>> BEGIN GIVEN DATA

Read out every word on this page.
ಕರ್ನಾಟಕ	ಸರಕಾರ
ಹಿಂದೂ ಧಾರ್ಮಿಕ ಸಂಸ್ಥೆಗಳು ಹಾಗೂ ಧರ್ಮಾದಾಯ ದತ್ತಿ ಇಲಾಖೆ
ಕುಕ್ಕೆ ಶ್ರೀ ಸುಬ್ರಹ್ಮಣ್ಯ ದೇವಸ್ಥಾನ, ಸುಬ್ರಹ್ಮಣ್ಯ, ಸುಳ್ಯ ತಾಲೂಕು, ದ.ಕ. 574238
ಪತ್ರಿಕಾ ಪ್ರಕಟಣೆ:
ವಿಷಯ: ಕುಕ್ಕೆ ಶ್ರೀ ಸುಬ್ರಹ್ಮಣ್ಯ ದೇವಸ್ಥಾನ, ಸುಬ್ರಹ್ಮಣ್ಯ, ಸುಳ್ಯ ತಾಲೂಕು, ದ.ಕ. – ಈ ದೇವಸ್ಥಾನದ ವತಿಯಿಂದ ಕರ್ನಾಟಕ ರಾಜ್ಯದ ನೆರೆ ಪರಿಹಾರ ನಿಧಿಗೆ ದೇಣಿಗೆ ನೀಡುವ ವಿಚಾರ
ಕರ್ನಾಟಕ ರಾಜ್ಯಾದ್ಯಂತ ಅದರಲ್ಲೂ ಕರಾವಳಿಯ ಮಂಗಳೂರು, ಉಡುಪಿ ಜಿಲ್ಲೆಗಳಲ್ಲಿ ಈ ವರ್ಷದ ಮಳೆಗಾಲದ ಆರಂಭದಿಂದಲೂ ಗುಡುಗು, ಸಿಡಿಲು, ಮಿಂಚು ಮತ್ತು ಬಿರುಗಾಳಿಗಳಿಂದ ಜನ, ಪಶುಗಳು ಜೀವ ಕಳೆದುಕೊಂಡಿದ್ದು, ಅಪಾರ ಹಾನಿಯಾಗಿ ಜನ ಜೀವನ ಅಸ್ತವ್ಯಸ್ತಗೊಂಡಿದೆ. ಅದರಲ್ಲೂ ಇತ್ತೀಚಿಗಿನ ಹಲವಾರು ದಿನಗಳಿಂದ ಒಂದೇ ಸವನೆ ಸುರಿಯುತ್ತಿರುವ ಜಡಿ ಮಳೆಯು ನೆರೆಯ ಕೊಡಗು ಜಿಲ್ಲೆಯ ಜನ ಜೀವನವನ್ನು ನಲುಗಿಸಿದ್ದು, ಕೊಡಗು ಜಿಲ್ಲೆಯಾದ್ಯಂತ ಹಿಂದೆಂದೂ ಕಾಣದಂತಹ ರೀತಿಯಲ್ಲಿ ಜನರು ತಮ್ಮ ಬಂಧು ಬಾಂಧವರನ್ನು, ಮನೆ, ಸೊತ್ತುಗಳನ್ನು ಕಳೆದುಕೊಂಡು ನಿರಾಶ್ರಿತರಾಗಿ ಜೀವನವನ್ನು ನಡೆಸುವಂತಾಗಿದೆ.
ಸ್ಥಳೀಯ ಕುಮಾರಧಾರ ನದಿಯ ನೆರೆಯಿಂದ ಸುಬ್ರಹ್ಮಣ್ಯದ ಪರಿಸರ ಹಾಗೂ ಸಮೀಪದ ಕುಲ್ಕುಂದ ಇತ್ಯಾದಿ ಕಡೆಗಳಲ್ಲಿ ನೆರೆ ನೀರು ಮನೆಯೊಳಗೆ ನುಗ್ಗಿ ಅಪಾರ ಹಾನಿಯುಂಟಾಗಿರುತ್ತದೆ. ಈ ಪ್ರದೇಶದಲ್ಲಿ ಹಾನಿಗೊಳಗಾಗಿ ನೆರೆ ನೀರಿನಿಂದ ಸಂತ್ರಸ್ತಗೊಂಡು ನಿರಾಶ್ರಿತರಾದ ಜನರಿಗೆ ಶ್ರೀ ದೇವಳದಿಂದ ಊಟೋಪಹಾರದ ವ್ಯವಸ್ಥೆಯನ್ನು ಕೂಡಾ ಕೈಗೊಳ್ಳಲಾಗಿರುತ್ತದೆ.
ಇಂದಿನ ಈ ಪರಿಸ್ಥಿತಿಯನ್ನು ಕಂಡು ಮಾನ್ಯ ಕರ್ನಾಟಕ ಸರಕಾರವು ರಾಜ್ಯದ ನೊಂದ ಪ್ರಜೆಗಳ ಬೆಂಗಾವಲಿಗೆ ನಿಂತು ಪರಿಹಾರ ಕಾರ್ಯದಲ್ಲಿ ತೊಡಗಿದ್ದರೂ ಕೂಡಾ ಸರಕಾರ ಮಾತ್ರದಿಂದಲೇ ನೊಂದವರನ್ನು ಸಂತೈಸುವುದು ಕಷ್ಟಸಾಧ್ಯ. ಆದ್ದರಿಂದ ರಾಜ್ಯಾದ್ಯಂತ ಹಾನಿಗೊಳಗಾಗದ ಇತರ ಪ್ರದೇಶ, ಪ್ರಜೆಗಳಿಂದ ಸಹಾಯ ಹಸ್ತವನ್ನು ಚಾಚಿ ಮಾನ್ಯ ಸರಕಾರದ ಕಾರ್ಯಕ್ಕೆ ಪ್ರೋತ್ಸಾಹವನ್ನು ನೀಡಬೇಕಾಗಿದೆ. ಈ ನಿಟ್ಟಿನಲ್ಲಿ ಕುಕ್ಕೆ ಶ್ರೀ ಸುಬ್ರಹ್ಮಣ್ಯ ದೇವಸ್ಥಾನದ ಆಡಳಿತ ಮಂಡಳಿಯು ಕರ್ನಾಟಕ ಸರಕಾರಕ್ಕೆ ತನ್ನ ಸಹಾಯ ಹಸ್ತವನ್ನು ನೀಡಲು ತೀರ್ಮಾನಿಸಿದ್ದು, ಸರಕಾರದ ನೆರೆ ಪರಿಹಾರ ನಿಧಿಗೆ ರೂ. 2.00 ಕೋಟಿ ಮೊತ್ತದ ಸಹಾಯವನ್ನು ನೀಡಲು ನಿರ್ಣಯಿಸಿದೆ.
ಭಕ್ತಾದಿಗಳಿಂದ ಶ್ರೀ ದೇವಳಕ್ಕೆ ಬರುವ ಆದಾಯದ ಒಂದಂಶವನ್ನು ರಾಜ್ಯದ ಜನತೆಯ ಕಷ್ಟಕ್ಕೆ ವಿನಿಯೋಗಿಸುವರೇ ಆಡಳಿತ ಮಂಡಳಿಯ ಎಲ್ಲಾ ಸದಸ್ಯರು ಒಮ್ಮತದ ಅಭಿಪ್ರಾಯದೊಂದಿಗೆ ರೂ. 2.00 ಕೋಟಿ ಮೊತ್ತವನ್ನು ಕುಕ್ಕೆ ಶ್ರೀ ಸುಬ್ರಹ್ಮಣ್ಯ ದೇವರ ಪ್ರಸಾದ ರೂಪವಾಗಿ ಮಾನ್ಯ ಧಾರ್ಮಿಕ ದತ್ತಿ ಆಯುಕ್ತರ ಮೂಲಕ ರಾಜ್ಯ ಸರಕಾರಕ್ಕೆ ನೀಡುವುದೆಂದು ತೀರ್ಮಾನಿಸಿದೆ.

>> END GIVEN DATA

● **AIM OF THE EXERCISE**:
Restate the data above word for word.

● **THE RESULT**:
Read out every word on this page.
ಕರ್ನಾಟಕ	ಸರಕಾರ
ಹಿಂದೂ ಧಾರ್ಮಿಕ ಸಂಸ್ಥೆಗಳು ಹಾಗೂ ಧರ್ಮಾದಾಯ ದತ್ತಿ ಇಲಾಖೆ
ಕುಕ್ಕೆ ಶ್ರೀ ಸುಬ್ರಹ್ಮಣ್ಯ ದೇವಸ್ಥಾನ, ಸುಬ್ರಹ್ಮಣ್ಯ, ಸುಳ್ಯ ತಾಲೂಕು, ದ.ಕ. 574238
ಪತ್ರಿಕಾ ಪ್ರಕಟಣೆ:
ವಿಷಯ: ಕುಕ್ಕೆ ಶ್ರೀ ಸುಬ್ರಹ್ಮಣ್ಯ ದೇವಸ್ಥಾನ, ಸುಬ್ರಹ್ಮಣ್ಯ, ಸುಳ್ಯ ತಾಲೂಕು, ದ.ಕ. – ಈ ದೇವಸ್ಥಾನದ ವತಿಯಿಂದ ಕರ್ನಾಟಕ ರಾಜ್ಯದ ನೆರೆ ಪರಿಹಾರ ನಿಧಿಗೆ ದೇಣಿಗೆ ನೀಡುವ ವಿಚಾರ
ಕರ್ನಾಟಕ ರಾಜ್ಯಾದ್ಯಂತ ಅದರಲ್ಲೂ ಕರಾವಳಿಯ ಮಂಗಳೂರು, ಉಡುಪಿ ಜಿಲ್ಲೆಗಳಲ್ಲಿ ಈ ವರ್ಷದ ಮಳೆಗಾಲದ ಆರಂಭದಿಂದಲೂ ಗುಡುಗು, ಸಿಡಿಲು, ಮಿಂಚು ಮತ್ತು ಬಿರುಗಾಳಿಗಳಿಂದ ಜನ, ಪಶುಗಳು ಜೀವ ಕಳೆದುಕೊಂಡಿದ್ದು, ಅಪಾರ ಹಾನಿಯಾಗಿ ಜನ ಜೀವನ ಅಸ್ತವ್ಯಸ್ತಗೊಂಡಿದೆ. ಅದರಲ್ಲೂ ಇತ್ತೀಚಿಗಿನ ಹಲವಾರು ದಿನಗಳಿಂದ ಒಂದೇ ಸವನೆ ಸುರಿಯುತ್ತಿರುವ ಜಡಿ ಮಳೆಯು ನೆರೆಯ ಕೊಡಗು ಜಿಲ್ಲೆಯ ಜನ ಜೀವನವನ್ನು ನಲುಗಿಸಿದ್ದು, ಕೊಡಗು ಜಿಲ್ಲೆಯಾದ್ಯಂತ ಹಿಂದೆಂದೂ ಕಾಣದಂತಹ ರೀತಿಯಲ್ಲಿ ಜನರು ತಮ್ಮ ಬಂಧು ಬಾಂಧವರನ್ನು, ಮನೆ, ಸೊತ್ತುಗಳನ್ನು ಕಳೆದುಕೊಂಡು ನಿರಾಶ್ರಿತರಾಗಿ ಜೀವನವನ್ನು ನಡೆಸುವಂತಾಗಿದೆ.
ಸ್ಥಳೀಯ ಕುಮಾರಧಾರ ನದಿಯ ನೆರೆಯಿಂದ ಸುಬ್ರಹ್ಮಣ್ಯದ ಪರಿಸರ ಹಾಗೂ ಸಮೀಪದ ಕುಲ್ಕುಂದ ಇತ್ಯಾದಿ ಕಡೆಗಳಲ್ಲಿ ನೆರೆ ನೀರು ಮನೆಯೊಳಗೆ ನುಗ್ಗಿ ಅಪಾರ ಹಾನಿಯುಂಟಾಗಿರುತ್ತದೆ. ಈ ಪ್ರದೇಶದಲ್ಲಿ ಹಾನಿಗೊಳಗಾಗಿ ನೆರೆ ನೀರಿನಿಂದ ಸಂತ್ರಸ್ತಗೊಂಡು ನಿರಾಶ್ರಿತರಾದ ಜನರಿಗೆ ಶ್ರೀ ದೇವಳದಿಂದ ಊಟೋಪಹಾರದ ವ್ಯವಸ್ಥೆಯನ್ನು ಕೂಡಾ ಕೈಗೊಳ್ಳಲಾಗಿರುತ್ತದೆ.
ಇಂದಿನ ಈ ಪರಿಸ್ಥಿತಿಯನ್ನು ಕಂಡು ಮಾನ್ಯ ಕರ್ನಾಟಕ ಸರಕಾರವು ರಾಜ್ಯದ ನೊಂದ ಪ್ರಜೆಗಳ ಬೆಂಗಾವಲಿಗೆ ನಿಂತು ಪರಿಹಾರ ಕಾರ್ಯದಲ್ಲಿ ತೊಡಗಿದ್ದರೂ ಕೂಡಾ ಸರಕಾರ ಮಾತ್ರದಿಂದಲೇ ನೊಂದವರನ್ನು ಸಂತೈಸುವುದು ಕಷ್ಟಸಾಧ್ಯ. ಆದ್ದರಿಂದ ರಾಜ್ಯಾದ್ಯಂತ ಹಾನಿಗೊಳಗಾಗದ ಇತರ ಪ್ರದೇಶ, ಪ್ರಜೆಗಳಿಂದ ಸಹಾಯ ಹಸ್ತವನ್ನು ಚಾಚಿ ಮಾನ್ಯ ಸರಕಾರದ ಕಾರ್ಯಕ್ಕೆ ಪ್ರೋತ್ಸಾಹವನ್ನು ನೀಡಬೇಕಾಗಿದೆ. ಈ ನಿಟ್ಟಿನಲ್ಲಿ ಕುಕ್ಕೆ ಶ್ರೀ ಸುಬ್ರಹ್ಮಣ್ಯ ದೇವಸ್ಥಾನದ ಆಡಳಿತ ಮಂಡಳಿಯು ಕರ್ನಾಟಕ ಸರಕಾರಕ್ಕೆ ತನ್ನ ಸಹಾಯ ಹಸ್ತವನ್ನು ನೀಡಲು ತೀರ್ಮಾನಿಸಿದ್ದು, ಸರಕಾರದ ನೆರೆ ಪರಿಹಾರ ನಿಧಿಗೆ ರೂ. 2.00 ಕೋಟಿ ಮೊತ್ತದ ಸಹಾಯವನ್ನು ನೀಡಲು ನಿರ್ಣಯಿಸಿದೆ.
ಭಕ್ತಾದಿಗಳಿಂದ ಶ್ರೀ ದೇವಳಕ್ಕೆ ಬರುವ ಆದಾಯದ ಒಂದಂಶವನ್ನು ರಾಜ್ಯದ ಜನತೆಯ ಕಷ್ಟಕ್ಕೆ ವಿನಿಯೋಗಿಸುವರೇ ಆಡಳಿತ ಮಂಡಳಿಯ ಎಲ್ಲಾ ಸದಸ್ಯರು ಒಮ್ಮತದ ಅಭಿಪ್ರಾಯದೊಂದಿಗೆ ರೂ. 2.00 ಕೋಟಿ ಮೊತ್ತವನ್ನು ಕುಕ್ಕೆ ಶ್ರೀ ಸುಬ್ರಹ್ಮಣ್ಯ ದೇವರ ಪ್ರಸಾದ ರೂಪವಾಗಿ ಮಾನ್ಯ ಧಾರ್ಮಿಕ ದತ್ತಿ ಆಯುಕ್ತರ ಮೂಲಕ ರಾಜ್ಯ ಸರಕಾರಕ್ಕೆ ನೀಡುವುದೆಂದು ತೀರ್ಮಾನಿಸಿದೆ.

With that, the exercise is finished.